─── Data for processing

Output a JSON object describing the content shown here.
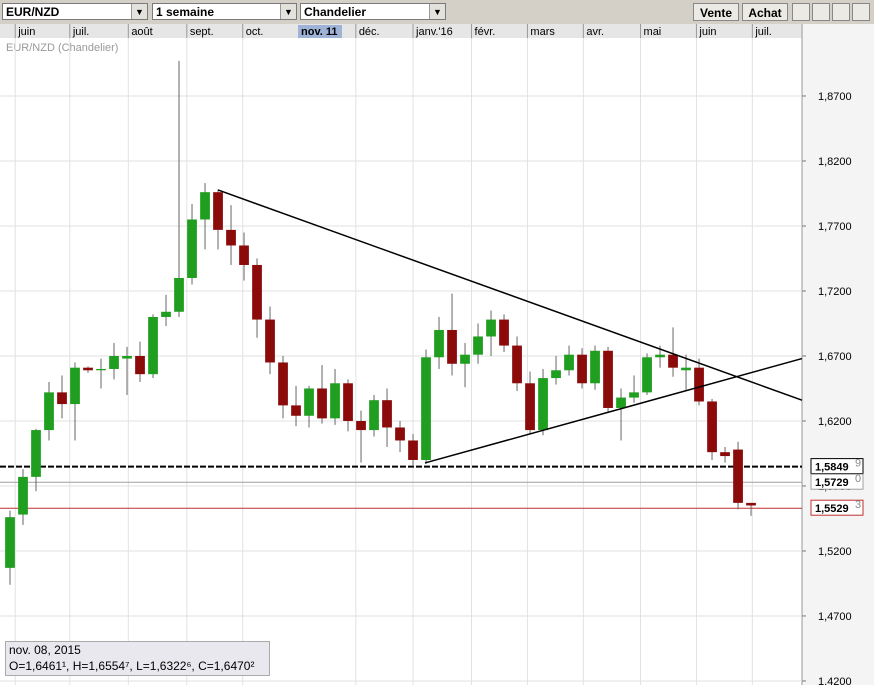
{
  "toolbar": {
    "symbol": "EUR/NZD",
    "period": "1 semaine",
    "style": "Chandelier",
    "sell": "Vente",
    "buy": "Achat"
  },
  "chart_data": {
    "type": "candlestick",
    "title": "EUR/NZD (Chandelier)",
    "up_color": "#1f9e1f",
    "down_color": "#8b0a0a",
    "grid": true,
    "crosshair_label": "nov. 11",
    "info": {
      "date": "nov. 08, 2015",
      "ohlc": "O=1,6461¹, H=1,6554⁷, L=1,6322⁶, C=1,6470²"
    },
    "xlim": [
      -0.77,
      60.92
    ],
    "ylim": [
      1.4169,
      1.9146
    ],
    "xticks": [
      {
        "value": 0.4,
        "label": "juin"
      },
      {
        "value": 4.6,
        "label": "juil."
      },
      {
        "value": 9.1,
        "label": "août"
      },
      {
        "value": 13.6,
        "label": "sept."
      },
      {
        "value": 17.9,
        "label": "oct."
      },
      {
        "value": 26.6,
        "label": "déc."
      },
      {
        "value": 31,
        "label": "janv.'16"
      },
      {
        "value": 35.5,
        "label": "févr."
      },
      {
        "value": 39.8,
        "label": "mars"
      },
      {
        "value": 44.1,
        "label": "avr."
      },
      {
        "value": 48.5,
        "label": "mai"
      },
      {
        "value": 52.8,
        "label": "juin"
      },
      {
        "value": 57.1,
        "label": "juil."
      }
    ],
    "yticks": [
      {
        "value": 1.87,
        "label": "1,8700"
      },
      {
        "value": 1.82,
        "label": "1,8200"
      },
      {
        "value": 1.77,
        "label": "1,7700"
      },
      {
        "value": 1.72,
        "label": "1,7200"
      },
      {
        "value": 1.67,
        "label": "1,6700"
      },
      {
        "value": 1.62,
        "label": "1,6200"
      },
      {
        "value": 1.57,
        "label": "1,5700"
      },
      {
        "value": 1.52,
        "label": "1,5200"
      },
      {
        "value": 1.47,
        "label": "1,4700"
      },
      {
        "value": 1.42,
        "label": "1,4200"
      }
    ],
    "open": [
      1.507,
      1.548,
      1.577,
      1.613,
      1.642,
      1.633,
      1.661,
      1.659,
      1.66,
      1.668,
      1.67,
      1.656,
      1.7,
      1.704,
      1.73,
      1.775,
      1.796,
      1.767,
      1.755,
      1.74,
      1.698,
      1.665,
      1.632,
      1.624,
      1.645,
      1.622,
      1.649,
      1.62,
      1.613,
      1.636,
      1.615,
      1.605,
      1.59,
      1.669,
      1.69,
      1.664,
      1.671,
      1.685,
      1.698,
      1.678,
      1.649,
      1.613,
      1.653,
      1.659,
      1.671,
      1.649,
      1.674,
      1.63,
      1.638,
      1.642,
      1.669,
      1.671,
      1.659,
      1.661,
      1.635,
      1.596,
      1.598,
      1.557
    ],
    "high": [
      1.551,
      1.583,
      1.614,
      1.65,
      1.655,
      1.665,
      1.662,
      1.668,
      1.68,
      1.677,
      1.681,
      1.702,
      1.717,
      1.897,
      1.787,
      1.803,
      1.798,
      1.786,
      1.765,
      1.745,
      1.708,
      1.67,
      1.647,
      1.647,
      1.663,
      1.66,
      1.652,
      1.628,
      1.64,
      1.645,
      1.62,
      1.61,
      1.675,
      1.7,
      1.718,
      1.68,
      1.695,
      1.705,
      1.702,
      1.685,
      1.658,
      1.66,
      1.67,
      1.678,
      1.676,
      1.678,
      1.677,
      1.645,
      1.655,
      1.672,
      1.678,
      1.692,
      1.671,
      1.668,
      1.637,
      1.6,
      1.604,
      1.557
    ],
    "low": [
      1.494,
      1.54,
      1.566,
      1.605,
      1.622,
      1.605,
      1.657,
      1.645,
      1.652,
      1.64,
      1.65,
      1.653,
      1.693,
      1.7,
      1.725,
      1.752,
      1.752,
      1.74,
      1.728,
      1.684,
      1.656,
      1.622,
      1.616,
      1.615,
      1.618,
      1.617,
      1.612,
      1.588,
      1.608,
      1.6,
      1.596,
      1.585,
      1.587,
      1.66,
      1.655,
      1.646,
      1.664,
      1.67,
      1.673,
      1.643,
      1.61,
      1.609,
      1.648,
      1.655,
      1.645,
      1.644,
      1.627,
      1.605,
      1.634,
      1.64,
      1.661,
      1.654,
      1.644,
      1.632,
      1.59,
      1.588,
      1.552,
      1.547
    ],
    "close": [
      1.546,
      1.577,
      1.613,
      1.642,
      1.633,
      1.661,
      1.659,
      1.66,
      1.67,
      1.67,
      1.656,
      1.7,
      1.704,
      1.73,
      1.775,
      1.796,
      1.767,
      1.755,
      1.74,
      1.698,
      1.665,
      1.632,
      1.624,
      1.645,
      1.622,
      1.649,
      1.62,
      1.613,
      1.636,
      1.615,
      1.605,
      1.59,
      1.669,
      1.69,
      1.664,
      1.671,
      1.685,
      1.698,
      1.678,
      1.649,
      1.613,
      1.653,
      1.659,
      1.671,
      1.649,
      1.674,
      1.63,
      1.638,
      1.642,
      1.669,
      1.671,
      1.661,
      1.661,
      1.635,
      1.596,
      1.593,
      1.557,
      1.555
    ],
    "trend_lines": [
      {
        "x": [
          16,
          60.92
        ],
        "y": [
          1.7977,
          1.636
        ]
      },
      {
        "x": [
          31.92,
          60.92
        ],
        "y": [
          1.5877,
          1.668
        ]
      }
    ],
    "price_lines": [
      {
        "value": 1.5849,
        "label": "1,5849",
        "sup": "9",
        "color": "#000000"
      },
      {
        "value": 1.5729,
        "label": "1,5729",
        "sup": "0",
        "color": "#a0a0a0"
      },
      {
        "value": 1.5529,
        "label": "1,5529",
        "sup": "3",
        "color": "#c03030"
      }
    ]
  }
}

──────

_Task prompt:_
Copy every single line of the material above that holds "Chandelier".

_Task solution:_
    "style": "Chandelier",
    "title": "EUR/NZD (Chandelier)",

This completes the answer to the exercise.